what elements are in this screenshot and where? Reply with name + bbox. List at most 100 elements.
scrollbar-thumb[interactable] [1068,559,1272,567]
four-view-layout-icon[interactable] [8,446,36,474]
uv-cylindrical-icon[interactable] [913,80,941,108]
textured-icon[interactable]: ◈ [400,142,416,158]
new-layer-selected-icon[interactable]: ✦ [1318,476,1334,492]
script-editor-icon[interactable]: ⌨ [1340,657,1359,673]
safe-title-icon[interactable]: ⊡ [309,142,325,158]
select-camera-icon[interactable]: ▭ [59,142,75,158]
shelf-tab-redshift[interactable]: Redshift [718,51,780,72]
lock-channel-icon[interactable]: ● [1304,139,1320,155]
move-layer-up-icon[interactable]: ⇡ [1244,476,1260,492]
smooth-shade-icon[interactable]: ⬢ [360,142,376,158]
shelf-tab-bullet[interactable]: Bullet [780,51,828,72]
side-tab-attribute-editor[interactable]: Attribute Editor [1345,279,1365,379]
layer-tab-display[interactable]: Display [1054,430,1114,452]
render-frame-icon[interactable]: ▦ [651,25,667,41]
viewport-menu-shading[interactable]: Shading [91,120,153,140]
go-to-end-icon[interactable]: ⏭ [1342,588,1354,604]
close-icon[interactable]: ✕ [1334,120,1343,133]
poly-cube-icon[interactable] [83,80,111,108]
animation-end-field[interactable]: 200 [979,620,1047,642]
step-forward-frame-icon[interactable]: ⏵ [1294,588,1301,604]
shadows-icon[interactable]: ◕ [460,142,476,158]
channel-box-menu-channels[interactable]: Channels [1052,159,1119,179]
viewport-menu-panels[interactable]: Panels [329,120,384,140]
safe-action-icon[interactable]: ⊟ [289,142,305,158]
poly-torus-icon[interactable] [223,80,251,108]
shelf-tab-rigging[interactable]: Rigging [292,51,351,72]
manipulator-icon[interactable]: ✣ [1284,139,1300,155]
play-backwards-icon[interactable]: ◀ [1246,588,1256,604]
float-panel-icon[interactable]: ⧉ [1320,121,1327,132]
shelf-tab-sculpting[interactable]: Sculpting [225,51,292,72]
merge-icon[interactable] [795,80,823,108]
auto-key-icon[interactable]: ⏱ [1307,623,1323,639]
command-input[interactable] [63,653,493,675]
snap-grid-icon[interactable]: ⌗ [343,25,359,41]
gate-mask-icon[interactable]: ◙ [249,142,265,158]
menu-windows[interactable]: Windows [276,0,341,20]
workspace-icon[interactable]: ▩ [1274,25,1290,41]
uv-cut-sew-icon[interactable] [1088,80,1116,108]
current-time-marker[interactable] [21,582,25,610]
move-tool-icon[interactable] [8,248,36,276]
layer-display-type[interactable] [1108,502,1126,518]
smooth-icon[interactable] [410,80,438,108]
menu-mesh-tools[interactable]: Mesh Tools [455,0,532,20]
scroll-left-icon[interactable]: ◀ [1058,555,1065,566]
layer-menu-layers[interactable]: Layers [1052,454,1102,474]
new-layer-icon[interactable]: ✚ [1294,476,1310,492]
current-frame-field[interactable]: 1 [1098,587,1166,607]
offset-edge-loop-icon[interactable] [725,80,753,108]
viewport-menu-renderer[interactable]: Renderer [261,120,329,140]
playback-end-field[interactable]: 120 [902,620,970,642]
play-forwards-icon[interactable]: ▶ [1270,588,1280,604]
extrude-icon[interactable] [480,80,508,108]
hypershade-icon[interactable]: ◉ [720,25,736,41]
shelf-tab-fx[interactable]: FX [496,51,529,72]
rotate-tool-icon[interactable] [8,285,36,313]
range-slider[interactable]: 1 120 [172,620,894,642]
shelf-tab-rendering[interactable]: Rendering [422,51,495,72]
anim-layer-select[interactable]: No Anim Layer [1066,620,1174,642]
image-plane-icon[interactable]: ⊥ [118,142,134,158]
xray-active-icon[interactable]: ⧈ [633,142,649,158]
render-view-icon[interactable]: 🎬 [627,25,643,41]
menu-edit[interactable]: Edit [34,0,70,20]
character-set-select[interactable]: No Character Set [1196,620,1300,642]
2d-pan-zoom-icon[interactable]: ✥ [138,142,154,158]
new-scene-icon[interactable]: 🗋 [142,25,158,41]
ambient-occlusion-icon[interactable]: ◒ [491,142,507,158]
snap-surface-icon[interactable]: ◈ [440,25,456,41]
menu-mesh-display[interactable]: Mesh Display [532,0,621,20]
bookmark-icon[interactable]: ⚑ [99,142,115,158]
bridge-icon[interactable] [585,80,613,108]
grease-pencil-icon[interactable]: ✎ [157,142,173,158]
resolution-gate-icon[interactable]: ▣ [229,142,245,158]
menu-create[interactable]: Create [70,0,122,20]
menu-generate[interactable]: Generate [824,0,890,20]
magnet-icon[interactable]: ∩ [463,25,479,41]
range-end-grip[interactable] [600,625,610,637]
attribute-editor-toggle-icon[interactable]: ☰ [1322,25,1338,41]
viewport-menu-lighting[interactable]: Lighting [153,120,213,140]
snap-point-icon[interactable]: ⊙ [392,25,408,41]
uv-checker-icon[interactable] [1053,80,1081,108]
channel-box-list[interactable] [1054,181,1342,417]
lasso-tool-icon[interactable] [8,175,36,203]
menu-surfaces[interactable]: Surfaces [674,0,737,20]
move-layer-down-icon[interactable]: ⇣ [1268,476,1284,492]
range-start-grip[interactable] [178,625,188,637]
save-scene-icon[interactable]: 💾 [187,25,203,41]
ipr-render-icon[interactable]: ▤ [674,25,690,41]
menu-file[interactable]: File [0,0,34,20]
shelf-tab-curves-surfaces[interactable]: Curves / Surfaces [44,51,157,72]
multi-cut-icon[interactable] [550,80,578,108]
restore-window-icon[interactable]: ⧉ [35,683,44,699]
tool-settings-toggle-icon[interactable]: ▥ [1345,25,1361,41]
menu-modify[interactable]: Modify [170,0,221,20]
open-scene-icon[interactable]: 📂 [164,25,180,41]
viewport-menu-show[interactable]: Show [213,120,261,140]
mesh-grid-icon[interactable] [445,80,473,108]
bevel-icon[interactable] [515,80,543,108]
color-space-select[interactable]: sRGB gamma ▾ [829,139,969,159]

### Written instruction
Can you give these items again with every "interactable" replaced by "clickable" and everything else left unchanged?

### Reply
what elements are in this screenshot and where? Reply with name + bbox. List at most 100 elements.
scrollbar-thumb[clickable] [1068,559,1272,567]
four-view-layout-icon[clickable] [8,446,36,474]
uv-cylindrical-icon[clickable] [913,80,941,108]
textured-icon[clickable]: ◈ [400,142,416,158]
new-layer-selected-icon[clickable]: ✦ [1318,476,1334,492]
script-editor-icon[clickable]: ⌨ [1340,657,1359,673]
safe-title-icon[clickable]: ⊡ [309,142,325,158]
select-camera-icon[clickable]: ▭ [59,142,75,158]
shelf-tab-redshift[clickable]: Redshift [718,51,780,72]
lock-channel-icon[clickable]: ● [1304,139,1320,155]
move-layer-up-icon[clickable]: ⇡ [1244,476,1260,492]
smooth-shade-icon[clickable]: ⬢ [360,142,376,158]
shelf-tab-bullet[clickable]: Bullet [780,51,828,72]
side-tab-attribute-editor[clickable]: Attribute Editor [1345,279,1365,379]
layer-tab-display[clickable]: Display [1054,430,1114,452]
render-frame-icon[clickable]: ▦ [651,25,667,41]
viewport-menu-shading[clickable]: Shading [91,120,153,140]
go-to-end-icon[clickable]: ⏭ [1342,588,1354,604]
close-icon[clickable]: ✕ [1334,120,1343,133]
poly-cube-icon[clickable] [83,80,111,108]
animation-end-field[clickable]: 200 [979,620,1047,642]
step-forward-frame-icon[clickable]: ⏵ [1294,588,1301,604]
shadows-icon[clickable]: ◕ [460,142,476,158]
channel-box-menu-channels[clickable]: Channels [1052,159,1119,179]
viewport-menu-panels[clickable]: Panels [329,120,384,140]
safe-action-icon[clickable]: ⊟ [289,142,305,158]
poly-torus-icon[clickable] [223,80,251,108]
shelf-tab-rigging[clickable]: Rigging [292,51,351,72]
manipulator-icon[clickable]: ✣ [1284,139,1300,155]
play-backwards-icon[clickable]: ◀ [1246,588,1256,604]
float-panel-icon[clickable]: ⧉ [1320,121,1327,132]
shelf-tab-sculpting[clickable]: Sculpting [225,51,292,72]
merge-icon[clickable] [795,80,823,108]
auto-key-icon[clickable]: ⏱ [1307,623,1323,639]
command-input[clickable] [63,653,493,675]
snap-grid-icon[clickable]: ⌗ [343,25,359,41]
gate-mask-icon[clickable]: ◙ [249,142,265,158]
menu-windows[clickable]: Windows [276,0,341,20]
workspace-icon[clickable]: ▩ [1274,25,1290,41]
uv-cut-sew-icon[clickable] [1088,80,1116,108]
current-time-marker[clickable] [21,582,25,610]
move-tool-icon[clickable] [8,248,36,276]
layer-display-type[clickable] [1108,502,1126,518]
smooth-icon[clickable] [410,80,438,108]
menu-mesh-tools[clickable]: Mesh Tools [455,0,532,20]
scroll-left-icon[clickable]: ◀ [1058,555,1065,566]
layer-menu-layers[clickable]: Layers [1052,454,1102,474]
new-layer-icon[clickable]: ✚ [1294,476,1310,492]
current-frame-field[clickable]: 1 [1098,587,1166,607]
offset-edge-loop-icon[clickable] [725,80,753,108]
viewport-menu-renderer[clickable]: Renderer [261,120,329,140]
playback-end-field[clickable]: 120 [902,620,970,642]
play-forwards-icon[clickable]: ▶ [1270,588,1280,604]
extrude-icon[clickable] [480,80,508,108]
hypershade-icon[clickable]: ◉ [720,25,736,41]
shelf-tab-fx[clickable]: FX [496,51,529,72]
rotate-tool-icon[clickable] [8,285,36,313]
range-slider[clickable]: 1 120 [172,620,894,642]
shelf-tab-rendering[clickable]: Rendering [422,51,495,72]
anim-layer-select[clickable]: No Anim Layer [1066,620,1174,642]
image-plane-icon[clickable]: ⊥ [118,142,134,158]
xray-active-icon[clickable]: ⧈ [633,142,649,158]
render-view-icon[clickable]: 🎬 [627,25,643,41]
menu-edit[clickable]: Edit [34,0,70,20]
character-set-select[clickable]: No Character Set [1196,620,1300,642]
2d-pan-zoom-icon[clickable]: ✥ [138,142,154,158]
new-scene-icon[clickable]: 🗋 [142,25,158,41]
ambient-occlusion-icon[clickable]: ◒ [491,142,507,158]
snap-surface-icon[clickable]: ◈ [440,25,456,41]
menu-mesh-display[clickable]: Mesh Display [532,0,621,20]
bookmark-icon[clickable]: ⚑ [99,142,115,158]
bridge-icon[clickable] [585,80,613,108]
grease-pencil-icon[clickable]: ✎ [157,142,173,158]
resolution-gate-icon[clickable]: ▣ [229,142,245,158]
menu-create[clickable]: Create [70,0,122,20]
menu-generate[clickable]: Generate [824,0,890,20]
magnet-icon[clickable]: ∩ [463,25,479,41]
range-end-grip[clickable] [600,625,610,637]
attribute-editor-toggle-icon[clickable]: ☰ [1322,25,1338,41]
viewport-menu-lighting[clickable]: Lighting [153,120,213,140]
snap-point-icon[clickable]: ⊙ [392,25,408,41]
uv-checker-icon[clickable] [1053,80,1081,108]
channel-box-list[clickable] [1054,181,1342,417]
lasso-tool-icon[clickable] [8,175,36,203]
menu-surfaces[clickable]: Surfaces [674,0,737,20]
move-layer-down-icon[clickable]: ⇣ [1268,476,1284,492]
range-start-grip[clickable] [178,625,188,637]
save-scene-icon[clickable]: 💾 [187,25,203,41]
ipr-render-icon[clickable]: ▤ [674,25,690,41]
menu-file[clickable]: File [0,0,34,20]
shelf-tab-curves-surfaces[clickable]: Curves / Surfaces [44,51,157,72]
multi-cut-icon[clickable] [550,80,578,108]
restore-window-icon[clickable]: ⧉ [35,683,44,699]
tool-settings-toggle-icon[clickable]: ▥ [1345,25,1361,41]
menu-modify[clickable]: Modify [170,0,221,20]
open-scene-icon[clickable]: 📂 [164,25,180,41]
viewport-menu-show[clickable]: Show [213,120,261,140]
mesh-grid-icon[clickable] [445,80,473,108]
bevel-icon[clickable] [515,80,543,108]
color-space-select[clickable]: sRGB gamma ▾ [829,139,969,159]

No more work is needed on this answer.